- **Written problem**
Only the lines from the one bearing "Read out every word on this page." to the final line should be transcribed, exactly and with both ends included. Pictures are to be left out.

(Part of a data file)

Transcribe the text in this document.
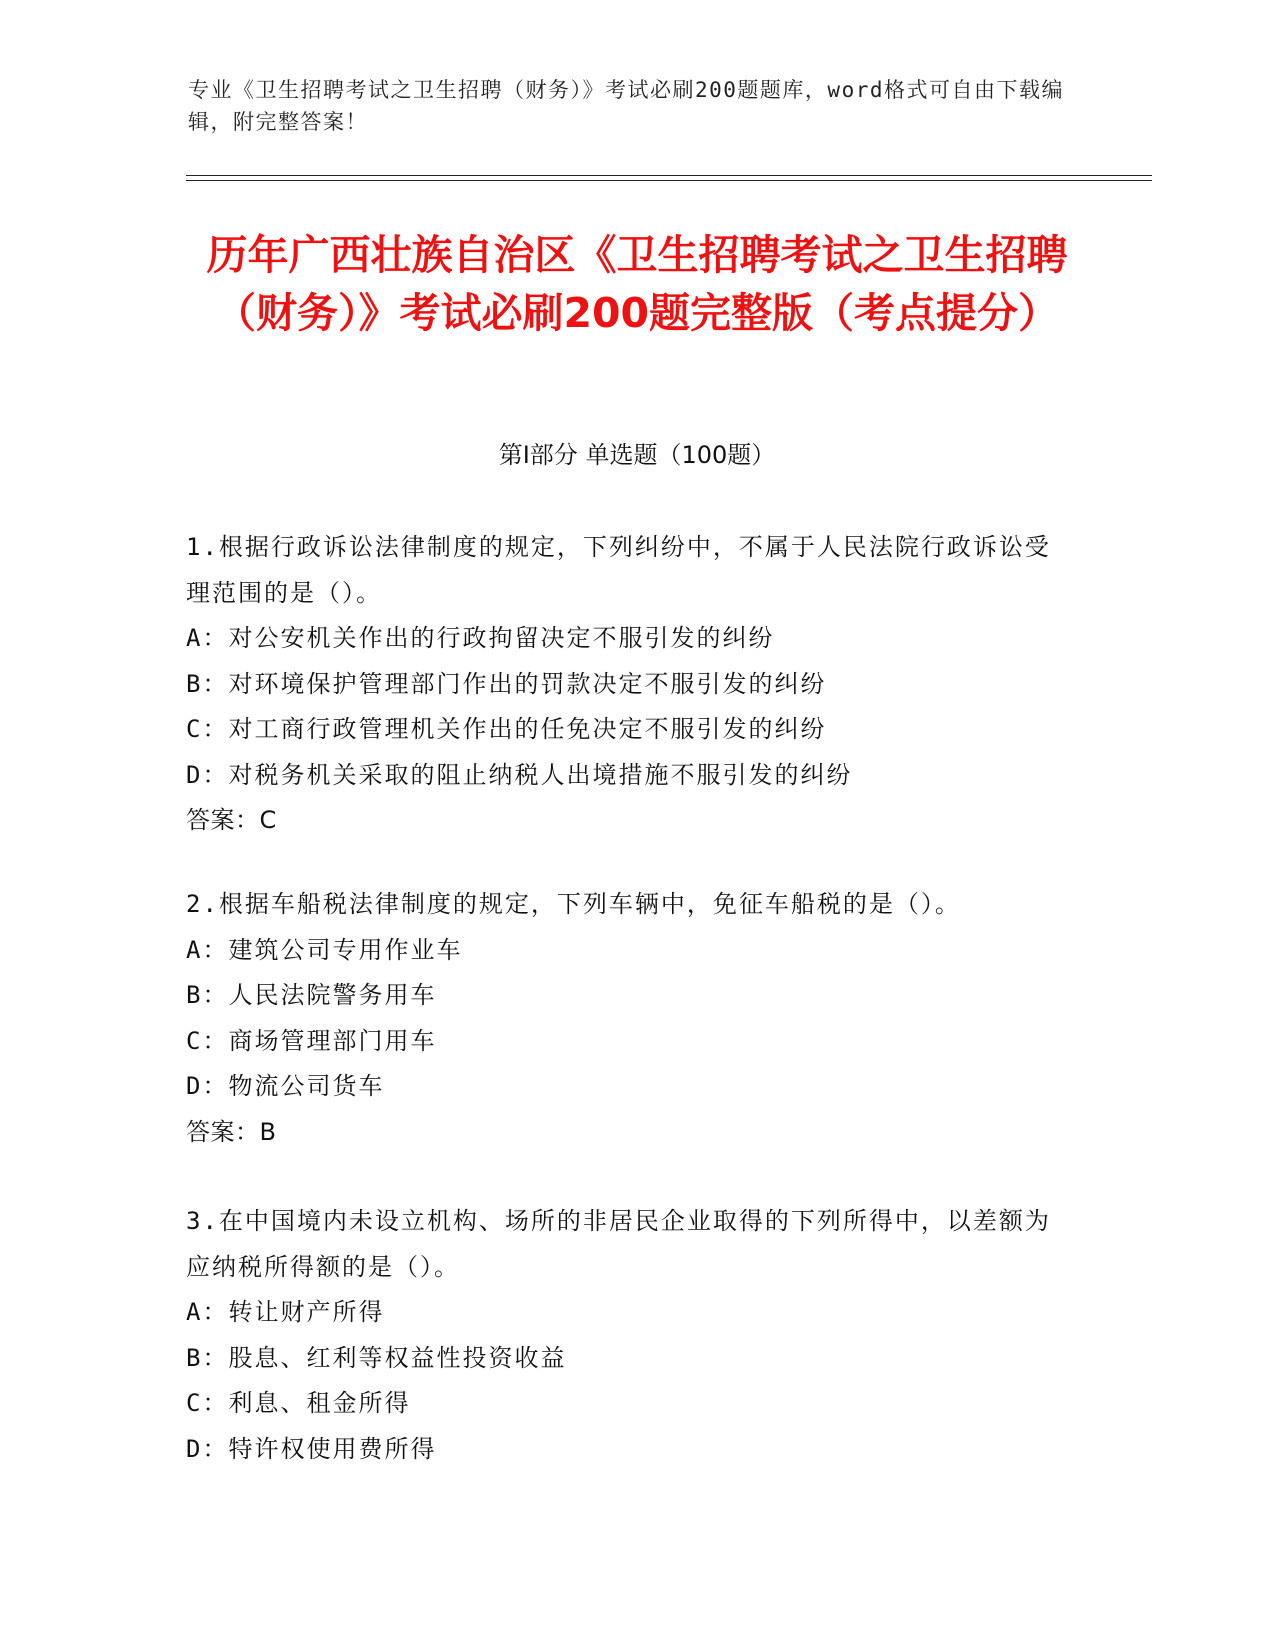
专业《卫生招聘考试之卫生招聘（财务）》考试必刷200题题库，word格式可自由下载编辑，附完整答案！
历年广西壮族自治区《卫生招聘考试之卫生招聘（财务）》考试必刷200题完整版（考点提分）
第Ⅰ部分 单选题（100题）

1.根据行政诉讼法律制度的规定，下列纠纷中，不属于人民法院行政诉讼受理范围的是（）。

A：对公安机关作出的行政拘留决定不服引发的纠纷

B：对环境保护管理部门作出的罚款决定不服引发的纠纷

C：对工商行政管理机关作出的任免决定不服引发的纠纷

D：对税务机关采取的阻止纳税人出境措施不服引发的纠纷

答案：C

2.根据车船税法律制度的规定，下列车辆中，免征车船税的是（）。

A：建筑公司专用作业车

B：人民法院警务用车

C：商场管理部门用车

D：物流公司货车

答案：B

3.在中国境内未设立机构、场所的非居民企业取得的下列所得中，以差额为应纳税所得额的是（）。

A：转让财产所得

B：股息、红利等权益性投资收益

C：利息、租金所得

D：特许权使用费所得
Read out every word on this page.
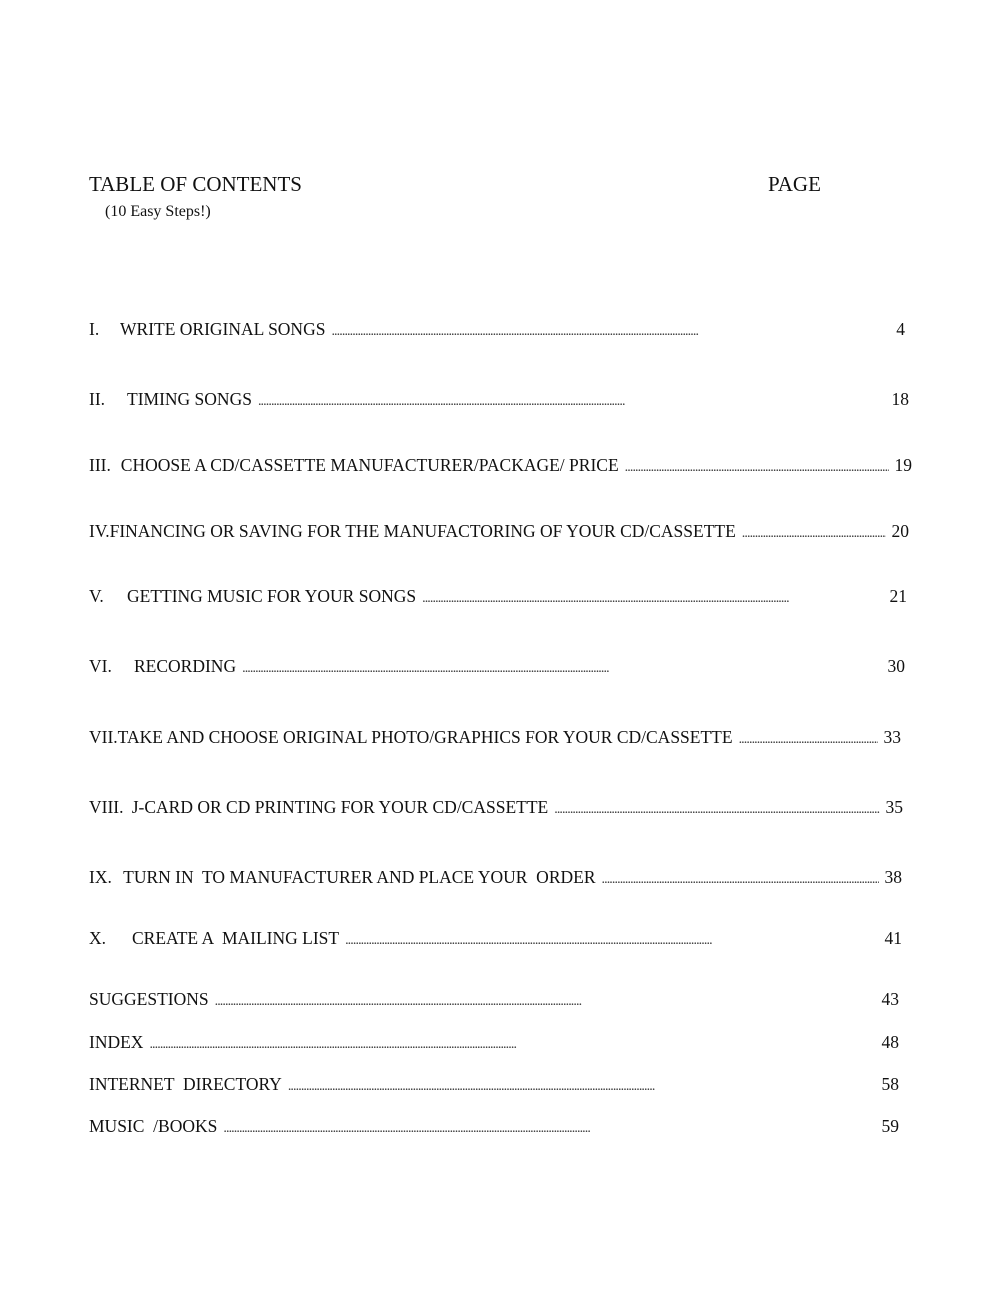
TABLE OF CONTENTS	PAGE
(10 Easy Steps!)
I.	WRITE ORIGINAL SONGS . . .	4
II.	TIMING SONGS . . .	18
III. CHOOSE A CD/CASSETTE MANUFACTURER/PACKAGE/ PRICE . . .	19
IV. FINANCING OR SAVING FOR THE MANUFACTORING OF YOUR CD/CASSETTE . . .	20
V.	GETTING MUSIC FOR YOUR SONGS . . .	21
VI.	RECORDING . . .	30
VII. TAKE AND CHOOSE ORIGINAL PHOTO/GRAPHICS FOR YOUR CD/CASSETTE . . .	33
VIII. J-CARD OR CD PRINTING FOR YOUR CD/CASSETTE . . .	35
IX. TURN IN  TO MANUFACTURER AND PLACE YOUR  ORDER . . .	38
X.	CREATE A  MAILING LIST . . .	41
SUGGESTIONS . . .	43
INDEX . . .	48
INTERNET  DIRECTORY . . .	58
MUSIC  /BOOKS . . .	59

- **Exercise output**
Read out every word on this page.
TABLE OF CONTENTS	PAGE
(10 Easy Steps!)
I.	WRITE ORIGINAL SONGS . . .	4
II.	TIMING SONGS . . .	18
III. CHOOSE A CD/CASSETTE MANUFACTURER/PACKAGE/ PRICE . . .	19
IV. FINANCING OR SAVING FOR THE MANUFACTORING OF YOUR CD/CASSETTE . . .	20
V.	GETTING MUSIC FOR YOUR SONGS . . .	21
VI.	RECORDING . . .	30
VII. TAKE AND CHOOSE ORIGINAL PHOTO/GRAPHICS FOR YOUR CD/CASSETTE . . .	33
VIII. J-CARD OR CD PRINTING FOR YOUR CD/CASSETTE . . .	35
IX. TURN IN  TO MANUFACTURER AND PLACE YOUR  ORDER . . .	38
X.	CREATE A  MAILING LIST . . .	41
SUGGESTIONS . . .	43
INDEX . . .	48
INTERNET  DIRECTORY . . .	58
MUSIC  /BOOKS . . .	59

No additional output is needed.